[Element and region data]
+++

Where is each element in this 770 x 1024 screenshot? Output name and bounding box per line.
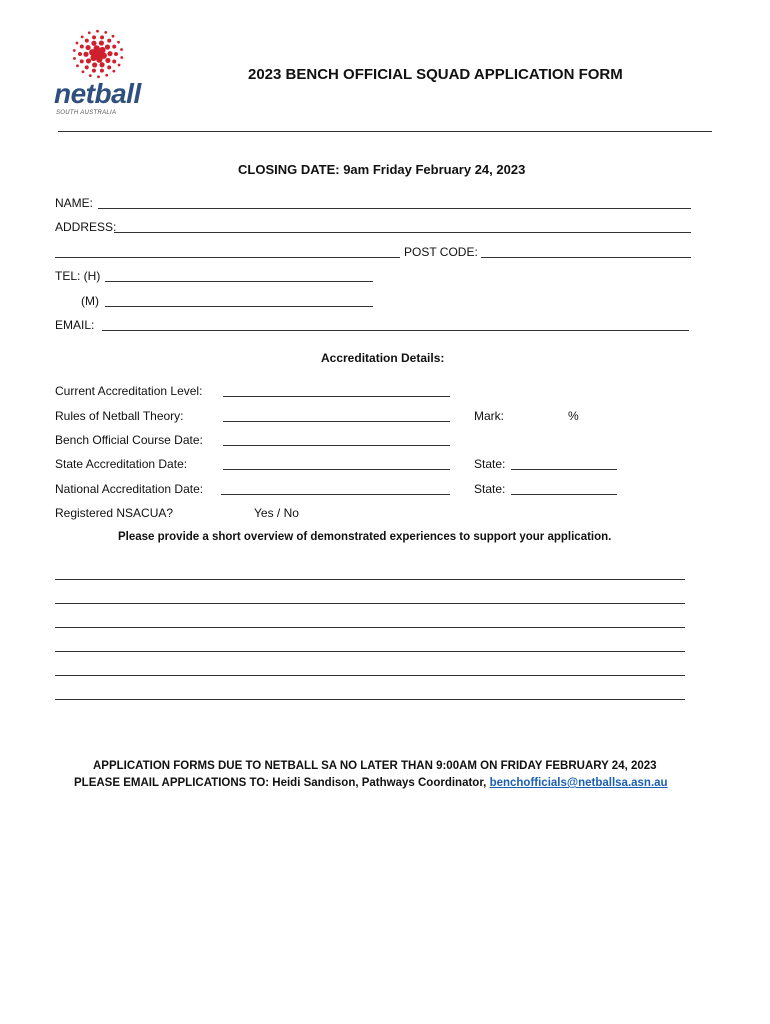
header-divider [58,131,712,132]
netball-dots-icon [50,26,160,86]
tel-mobile-label: (M) [81,294,99,308]
tel-home-field[interactable] [105,281,373,282]
overview-line-2[interactable] [55,603,685,604]
overview-line-1[interactable] [55,579,685,580]
rules-theory-field[interactable] [223,421,450,422]
overview-prompt: Please provide a short overview of demonstrated experiences to support your application. [118,531,612,543]
state-field-2[interactable] [511,494,617,495]
post-code-field[interactable] [481,257,691,258]
email-label: EMAIL: [55,318,95,332]
closing-date: CLOSING DATE: 9am Friday February 24, 2023 [238,162,526,177]
form-title: 2023 BENCH OFFICIAL SQUAD APPLICATION FORM [248,66,623,83]
current-level-label: Current Accreditation Level: [55,384,203,398]
tel-home-label: TEL: (H) [55,269,101,283]
netball-sa-logo [50,26,160,118]
overview-line-3[interactable] [55,627,685,628]
tel-mobile-field[interactable] [105,306,373,307]
overview-line-5[interactable] [55,675,685,676]
state-label-1: State: [474,457,506,471]
registered-label: Registered NSACUA? [55,506,174,520]
name-field[interactable] [98,208,691,209]
address-field-line1[interactable] [114,232,691,233]
address-label: ADDRESS: [55,220,117,234]
post-code-label: POST CODE: [404,245,478,259]
rules-theory-label: Rules of Netball Theory: [55,409,184,423]
email-link[interactable]: benchofficials@netballsa.asn.au [489,777,668,789]
logo-wordmark: netball [54,78,141,109]
national-date-field[interactable] [221,494,450,495]
course-date-field[interactable] [223,445,450,446]
address-field-line2[interactable] [55,257,400,258]
state-label-2: State: [474,482,506,496]
national-date-label: National Accreditation Date: [55,482,204,496]
email-notice-text: PLEASE EMAIL APPLICATIONS TO: Heidi Sandison, Pathways Coordinator, [74,777,487,789]
logo-subtitle: SOUTH AUSTRALIA [56,110,117,116]
overview-line-6[interactable] [55,699,685,700]
mark-label: Mark: [474,409,504,423]
state-date-field[interactable] [223,469,450,470]
email-notice [74,777,668,789]
current-level-field[interactable] [223,396,450,397]
name-label: NAME: [55,196,94,210]
email-field[interactable] [102,330,689,331]
course-date-label: Bench Official Course Date: [55,433,203,447]
state-field-1[interactable] [511,469,617,470]
overview-line-4[interactable] [55,651,685,652]
percent-symbol: % [568,409,579,423]
yes-no-option[interactable]: Yes / No [254,506,299,520]
accreditation-heading: Accreditation Details: [321,351,445,365]
due-notice: APPLICATION FORMS DUE TO NETBALL SA NO LATER THAN 9:00AM ON FRIDAY FEBRUARY 24, 2023 [93,760,657,772]
state-date-label: State Accreditation Date: [55,457,188,471]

+++

### WRITTEN EXERCISE
Begin at the line that has "header-divider [58,131,712,132]" and stop after the line that has "overview-prompt: Please provide". Write out only those lines of the data again, swapping "interactable" for "editable" and changing nothing else.

### SOLUTION FOR THIS TASK
header-divider [58,131,712,132]
netball-dots-icon [50,26,160,86]
tel-mobile-label: (M) [81,294,99,308]
tel-home-field[editable] [105,281,373,282]
overview-line-2[editable] [55,603,685,604]
overview-line-1[editable] [55,579,685,580]
rules-theory-field[editable] [223,421,450,422]
overview-prompt: Please provide a short overview of demonstrated experiences to support your application. [118,531,612,543]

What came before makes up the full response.